* TASK DESCRIPTION:
Reproduce the listing below in full and without alteration, apart from its pictures.
Begin DATASET CONTENT
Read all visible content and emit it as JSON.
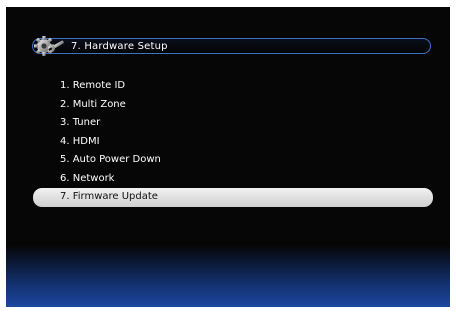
{
  "header": {
    "title": "7. Hardware Setup",
    "icon": "gear-wrench-icon",
    "accent_color": "#3e71c6"
  },
  "menu": {
    "items": [
      {
        "label": "1. Remote ID",
        "selected": false
      },
      {
        "label": "2. Multi Zone",
        "selected": false
      },
      {
        "label": "3. Tuner",
        "selected": false
      },
      {
        "label": "4. HDMI",
        "selected": false
      },
      {
        "label": "5. Auto Power Down",
        "selected": false
      },
      {
        "label": "6. Network",
        "selected": false
      },
      {
        "label": "7. Firmware Update",
        "selected": true
      }
    ],
    "selected_color": "#e6e6e6"
  },
  "colors": {
    "background": "#060606",
    "bottom_gradient": "#1c46a0"
  }
}
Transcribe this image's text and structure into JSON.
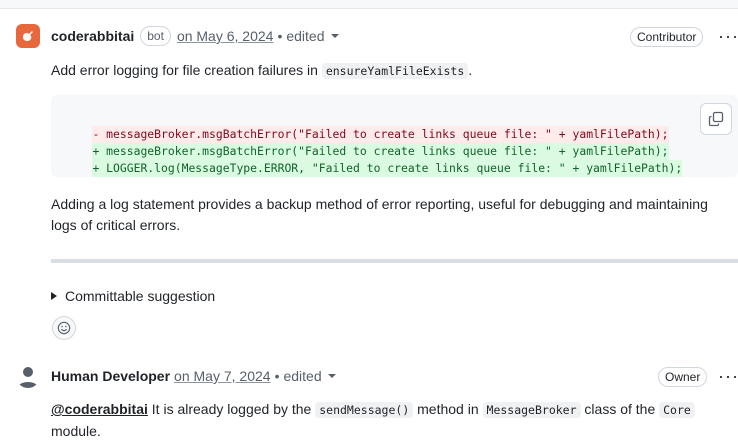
{
  "comments": [
    {
      "author": "coderabbitai",
      "bot_badge": "bot",
      "date": "on May 6, 2024",
      "separator": "•",
      "edited": "edited",
      "role": "Contributor",
      "more": "···",
      "intro_prefix": "Add error logging for file creation failures in ",
      "intro_code": "ensureYamlFileExists",
      "intro_suffix": ".",
      "code_lines": [
        "- messageBroker.msgBatchError(\"Failed to create links queue file: \" + yamlFilePath);",
        "+ messageBroker.msgBatchError(\"Failed to create links queue file: \" + yamlFilePath);",
        "+ LOGGER.log(MessageType.ERROR, \"Failed to create links queue file: \" + yamlFilePath);"
      ],
      "explanation": "Adding a log statement provides a backup method of error reporting, useful for debugging and maintaining logs of critical errors.",
      "summary": "Committable suggestion"
    },
    {
      "author": "Human Developer",
      "date": "on May 7, 2024",
      "separator": "•",
      "edited": "edited",
      "role": "Owner",
      "more": "···",
      "mention": "@coderabbitai",
      "text_1": " It is already logged by the ",
      "code_1": "sendMessage()",
      "text_2": " method in ",
      "code_2": "MessageBroker",
      "text_3": " class of the ",
      "code_3": "Core",
      "text_4": "module."
    }
  ],
  "colors": {
    "bot_avatar": "#e8683e",
    "deletion_bg": "#ffebe9",
    "addition_bg": "#dafbe1"
  },
  "icons": [
    "rabbit-logo-icon",
    "copy-icon",
    "smiley-icon",
    "person-icon",
    "caret-down-icon",
    "triangle-right-icon"
  ]
}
End DATASET CONTENT
* ANSWER IN FULL:
Read all visible content and emit it as JSON.
{
  "header": {
    "title": "7. Hardware Setup",
    "icon": "gear-wrench-icon",
    "accent_color": "#3e71c6"
  },
  "menu": {
    "items": [
      {
        "label": "1. Remote ID",
        "selected": false
      },
      {
        "label": "2. Multi Zone",
        "selected": false
      },
      {
        "label": "3. Tuner",
        "selected": false
      },
      {
        "label": "4. HDMI",
        "selected": false
      },
      {
        "label": "5. Auto Power Down",
        "selected": false
      },
      {
        "label": "6. Network",
        "selected": false
      },
      {
        "label": "7. Firmware Update",
        "selected": true
      }
    ],
    "selected_color": "#e6e6e6"
  },
  "colors": {
    "background": "#060606",
    "bottom_gradient": "#1c46a0"
  }
}
Transcribe this image's text and structure into JSON.
{
  "comments": [
    {
      "author": "coderabbitai",
      "bot_badge": "bot",
      "date": "on May 6, 2024",
      "separator": "•",
      "edited": "edited",
      "role": "Contributor",
      "more": "···",
      "intro_prefix": "Add error logging for file creation failures in ",
      "intro_code": "ensureYamlFileExists",
      "intro_suffix": ".",
      "code_lines": [
        "- messageBroker.msgBatchError(\"Failed to create links queue file: \" + yamlFilePath);",
        "+ messageBroker.msgBatchError(\"Failed to create links queue file: \" + yamlFilePath);",
        "+ LOGGER.log(MessageType.ERROR, \"Failed to create links queue file: \" + yamlFilePath);"
      ],
      "explanation": "Adding a log statement provides a backup method of error reporting, useful for debugging and maintaining logs of critical errors.",
      "summary": "Committable suggestion"
    },
    {
      "author": "Human Developer",
      "date": "on May 7, 2024",
      "separator": "•",
      "edited": "edited",
      "role": "Owner",
      "more": "···",
      "mention": "@coderabbitai",
      "text_1": " It is already logged by the ",
      "code_1": "sendMessage()",
      "text_2": " method in ",
      "code_2": "MessageBroker",
      "text_3": " class of the ",
      "code_3": "Core",
      "text_4": "module."
    }
  ],
  "colors": {
    "bot_avatar": "#e8683e",
    "deletion_bg": "#ffebe9",
    "addition_bg": "#dafbe1"
  },
  "icons": [
    "rabbit-logo-icon",
    "copy-icon",
    "smiley-icon",
    "person-icon",
    "caret-down-icon",
    "triangle-right-icon"
  ]
}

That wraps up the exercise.